__Problem to solve__
Below is a block of records; repeat all of them exactly.

··········

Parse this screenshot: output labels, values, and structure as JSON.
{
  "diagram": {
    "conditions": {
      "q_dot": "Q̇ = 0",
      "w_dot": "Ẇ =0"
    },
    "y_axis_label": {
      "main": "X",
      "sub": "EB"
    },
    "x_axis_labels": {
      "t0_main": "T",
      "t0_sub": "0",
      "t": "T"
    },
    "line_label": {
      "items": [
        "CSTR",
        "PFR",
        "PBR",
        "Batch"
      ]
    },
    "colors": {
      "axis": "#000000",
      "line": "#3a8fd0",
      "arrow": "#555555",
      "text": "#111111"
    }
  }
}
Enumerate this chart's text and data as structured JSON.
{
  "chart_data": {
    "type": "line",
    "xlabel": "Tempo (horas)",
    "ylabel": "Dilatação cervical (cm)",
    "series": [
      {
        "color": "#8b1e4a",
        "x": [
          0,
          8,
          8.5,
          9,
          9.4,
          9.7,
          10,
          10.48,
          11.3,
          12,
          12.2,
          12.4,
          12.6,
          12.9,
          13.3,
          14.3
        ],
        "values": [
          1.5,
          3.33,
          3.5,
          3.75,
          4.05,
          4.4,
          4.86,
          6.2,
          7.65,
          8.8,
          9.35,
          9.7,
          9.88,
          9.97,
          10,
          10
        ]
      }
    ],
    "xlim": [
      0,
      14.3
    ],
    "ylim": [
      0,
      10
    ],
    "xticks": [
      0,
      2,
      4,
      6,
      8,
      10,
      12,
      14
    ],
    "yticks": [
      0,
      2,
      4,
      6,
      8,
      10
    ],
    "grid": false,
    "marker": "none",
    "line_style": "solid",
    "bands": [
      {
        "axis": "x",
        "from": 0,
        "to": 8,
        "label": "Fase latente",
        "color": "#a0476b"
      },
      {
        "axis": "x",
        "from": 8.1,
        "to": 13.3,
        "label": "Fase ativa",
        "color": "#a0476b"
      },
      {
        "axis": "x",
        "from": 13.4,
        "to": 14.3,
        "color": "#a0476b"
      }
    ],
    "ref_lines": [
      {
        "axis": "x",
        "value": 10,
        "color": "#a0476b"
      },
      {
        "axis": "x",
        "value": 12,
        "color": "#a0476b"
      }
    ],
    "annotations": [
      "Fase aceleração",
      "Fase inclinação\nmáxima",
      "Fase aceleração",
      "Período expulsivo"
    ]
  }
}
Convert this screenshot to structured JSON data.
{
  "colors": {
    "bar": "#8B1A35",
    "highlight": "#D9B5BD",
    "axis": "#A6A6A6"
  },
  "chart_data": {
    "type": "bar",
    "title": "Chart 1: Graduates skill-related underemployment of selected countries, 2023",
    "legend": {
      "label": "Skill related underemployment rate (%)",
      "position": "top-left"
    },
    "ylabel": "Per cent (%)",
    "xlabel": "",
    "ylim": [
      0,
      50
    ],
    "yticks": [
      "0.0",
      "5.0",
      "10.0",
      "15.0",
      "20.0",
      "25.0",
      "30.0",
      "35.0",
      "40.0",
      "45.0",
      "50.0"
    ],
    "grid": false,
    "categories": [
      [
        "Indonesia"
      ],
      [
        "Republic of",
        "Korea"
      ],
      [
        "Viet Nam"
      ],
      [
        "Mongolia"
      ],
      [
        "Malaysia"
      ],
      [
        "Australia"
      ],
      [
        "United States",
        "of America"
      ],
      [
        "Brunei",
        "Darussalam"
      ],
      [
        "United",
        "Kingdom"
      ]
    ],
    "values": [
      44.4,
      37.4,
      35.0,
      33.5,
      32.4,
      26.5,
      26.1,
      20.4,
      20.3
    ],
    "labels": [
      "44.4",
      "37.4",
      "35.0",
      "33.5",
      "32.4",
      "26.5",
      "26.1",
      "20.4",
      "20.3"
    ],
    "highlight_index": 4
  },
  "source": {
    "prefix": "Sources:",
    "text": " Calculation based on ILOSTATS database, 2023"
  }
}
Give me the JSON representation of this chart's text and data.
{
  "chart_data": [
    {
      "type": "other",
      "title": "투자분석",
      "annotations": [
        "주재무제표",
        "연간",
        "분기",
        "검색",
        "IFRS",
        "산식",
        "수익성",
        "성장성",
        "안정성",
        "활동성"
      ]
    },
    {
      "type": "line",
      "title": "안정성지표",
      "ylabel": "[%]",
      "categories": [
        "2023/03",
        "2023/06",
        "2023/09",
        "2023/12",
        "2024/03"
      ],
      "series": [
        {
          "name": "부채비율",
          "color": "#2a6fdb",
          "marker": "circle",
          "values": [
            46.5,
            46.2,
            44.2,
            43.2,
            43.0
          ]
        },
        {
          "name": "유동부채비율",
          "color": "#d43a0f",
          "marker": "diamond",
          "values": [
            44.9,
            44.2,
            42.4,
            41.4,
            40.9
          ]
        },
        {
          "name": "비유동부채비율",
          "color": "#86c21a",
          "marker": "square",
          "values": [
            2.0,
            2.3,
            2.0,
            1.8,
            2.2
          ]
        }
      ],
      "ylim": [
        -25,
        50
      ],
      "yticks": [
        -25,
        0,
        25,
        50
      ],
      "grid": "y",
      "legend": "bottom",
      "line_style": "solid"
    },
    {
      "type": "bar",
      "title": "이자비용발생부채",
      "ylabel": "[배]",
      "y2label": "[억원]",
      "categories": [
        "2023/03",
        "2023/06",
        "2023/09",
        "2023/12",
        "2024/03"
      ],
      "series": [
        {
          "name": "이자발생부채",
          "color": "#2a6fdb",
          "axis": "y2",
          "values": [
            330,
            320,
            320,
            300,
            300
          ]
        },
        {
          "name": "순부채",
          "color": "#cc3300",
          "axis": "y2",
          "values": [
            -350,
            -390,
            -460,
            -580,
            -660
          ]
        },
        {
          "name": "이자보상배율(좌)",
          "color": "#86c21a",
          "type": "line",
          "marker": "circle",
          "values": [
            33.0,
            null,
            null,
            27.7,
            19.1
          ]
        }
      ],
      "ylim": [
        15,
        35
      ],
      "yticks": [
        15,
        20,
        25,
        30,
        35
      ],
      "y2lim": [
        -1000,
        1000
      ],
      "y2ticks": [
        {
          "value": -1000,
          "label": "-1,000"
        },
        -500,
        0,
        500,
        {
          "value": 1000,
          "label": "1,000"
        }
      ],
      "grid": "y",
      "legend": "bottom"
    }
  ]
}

··········

__Final answer__
Parse this screenshot: output labels, values, and structure as JSON.
{
  "diagram": {
    "conditions": {
      "q_dot": "Q̇ = 0",
      "w_dot": "Ẇ =0"
    },
    "y_axis_label": {
      "main": "X",
      "sub": "EB"
    },
    "x_axis_labels": {
      "t0_main": "T",
      "t0_sub": "0",
      "t": "T"
    },
    "line_label": {
      "items": [
        "CSTR",
        "PFR",
        "PBR",
        "Batch"
      ]
    },
    "colors": {
      "axis": "#000000",
      "line": "#3a8fd0",
      "arrow": "#555555",
      "text": "#111111"
    }
  }
}
Enumerate this chart's text and data as structured JSON.
{
  "chart_data": {
    "type": "line",
    "xlabel": "Tempo (horas)",
    "ylabel": "Dilatação cervical (cm)",
    "series": [
      {
        "color": "#8b1e4a",
        "x": [
          0,
          8,
          8.5,
          9,
          9.4,
          9.7,
          10,
          10.48,
          11.3,
          12,
          12.2,
          12.4,
          12.6,
          12.9,
          13.3,
          14.3
        ],
        "values": [
          1.5,
          3.33,
          3.5,
          3.75,
          4.05,
          4.4,
          4.86,
          6.2,
          7.65,
          8.8,
          9.35,
          9.7,
          9.88,
          9.97,
          10,
          10
        ]
      }
    ],
    "xlim": [
      0,
      14.3
    ],
    "ylim": [
      0,
      10
    ],
    "xticks": [
      0,
      2,
      4,
      6,
      8,
      10,
      12,
      14
    ],
    "yticks": [
      0,
      2,
      4,
      6,
      8,
      10
    ],
    "grid": false,
    "marker": "none",
    "line_style": "solid",
    "bands": [
      {
        "axis": "x",
        "from": 0,
        "to": 8,
        "label": "Fase latente",
        "color": "#a0476b"
      },
      {
        "axis": "x",
        "from": 8.1,
        "to": 13.3,
        "label": "Fase ativa",
        "color": "#a0476b"
      },
      {
        "axis": "x",
        "from": 13.4,
        "to": 14.3,
        "color": "#a0476b"
      }
    ],
    "ref_lines": [
      {
        "axis": "x",
        "value": 10,
        "color": "#a0476b"
      },
      {
        "axis": "x",
        "value": 12,
        "color": "#a0476b"
      }
    ],
    "annotations": [
      "Fase aceleração",
      "Fase inclinação\nmáxima",
      "Fase aceleração",
      "Período expulsivo"
    ]
  }
}
Convert this screenshot to structured JSON data.
{
  "colors": {
    "bar": "#8B1A35",
    "highlight": "#D9B5BD",
    "axis": "#A6A6A6"
  },
  "chart_data": {
    "type": "bar",
    "title": "Chart 1: Graduates skill-related underemployment of selected countries, 2023",
    "legend": {
      "label": "Skill related underemployment rate (%)",
      "position": "top-left"
    },
    "ylabel": "Per cent (%)",
    "xlabel": "",
    "ylim": [
      0,
      50
    ],
    "yticks": [
      "0.0",
      "5.0",
      "10.0",
      "15.0",
      "20.0",
      "25.0",
      "30.0",
      "35.0",
      "40.0",
      "45.0",
      "50.0"
    ],
    "grid": false,
    "categories": [
      [
        "Indonesia"
      ],
      [
        "Republic of",
        "Korea"
      ],
      [
        "Viet Nam"
      ],
      [
        "Mongolia"
      ],
      [
        "Malaysia"
      ],
      [
        "Australia"
      ],
      [
        "United States",
        "of America"
      ],
      [
        "Brunei",
        "Darussalam"
      ],
      [
        "United",
        "Kingdom"
      ]
    ],
    "values": [
      44.4,
      37.4,
      35.0,
      33.5,
      32.4,
      26.5,
      26.1,
      20.4,
      20.3
    ],
    "labels": [
      "44.4",
      "37.4",
      "35.0",
      "33.5",
      "32.4",
      "26.5",
      "26.1",
      "20.4",
      "20.3"
    ],
    "highlight_index": 4
  },
  "source": {
    "prefix": "Sources:",
    "text": " Calculation based on ILOSTATS database, 2023"
  }
}
Give me the JSON representation of this chart's text and data.
{
  "chart_data": [
    {
      "type": "other",
      "title": "투자분석",
      "annotations": [
        "주재무제표",
        "연간",
        "분기",
        "검색",
        "IFRS",
        "산식",
        "수익성",
        "성장성",
        "안정성",
        "활동성"
      ]
    },
    {
      "type": "line",
      "title": "안정성지표",
      "ylabel": "[%]",
      "categories": [
        "2023/03",
        "2023/06",
        "2023/09",
        "2023/12",
        "2024/03"
      ],
      "series": [
        {
          "name": "부채비율",
          "color": "#2a6fdb",
          "marker": "circle",
          "values": [
            46.5,
            46.2,
            44.2,
            43.2,
            43.0
          ]
        },
        {
          "name": "유동부채비율",
          "color": "#d43a0f",
          "marker": "diamond",
          "values": [
            44.9,
            44.2,
            42.4,
            41.4,
            40.9
          ]
        },
        {
          "name": "비유동부채비율",
          "color": "#86c21a",
          "marker": "square",
          "values": [
            2.0,
            2.3,
            2.0,
            1.8,
            2.2
          ]
        }
      ],
      "ylim": [
        -25,
        50
      ],
      "yticks": [
        -25,
        0,
        25,
        50
      ],
      "grid": "y",
      "legend": "bottom",
      "line_style": "solid"
    },
    {
      "type": "bar",
      "title": "이자비용발생부채",
      "ylabel": "[배]",
      "y2label": "[억원]",
      "categories": [
        "2023/03",
        "2023/06",
        "2023/09",
        "2023/12",
        "2024/03"
      ],
      "series": [
        {
          "name": "이자발생부채",
          "color": "#2a6fdb",
          "axis": "y2",
          "values": [
            330,
            320,
            320,
            300,
            300
          ]
        },
        {
          "name": "순부채",
          "color": "#cc3300",
          "axis": "y2",
          "values": [
            -350,
            -390,
            -460,
            -580,
            -660
          ]
        },
        {
          "name": "이자보상배율(좌)",
          "color": "#86c21a",
          "type": "line",
          "marker": "circle",
          "values": [
            33.0,
            null,
            null,
            27.7,
            19.1
          ]
        }
      ],
      "ylim": [
        15,
        35
      ],
      "yticks": [
        15,
        20,
        25,
        30,
        35
      ],
      "y2lim": [
        -1000,
        1000
      ],
      "y2ticks": [
        {
          "value": -1000,
          "label": "-1,000"
        },
        -500,
        0,
        500,
        {
          "value": 1000,
          "label": "1,000"
        }
      ],
      "grid": "y",
      "legend": "bottom"
    }
  ]
}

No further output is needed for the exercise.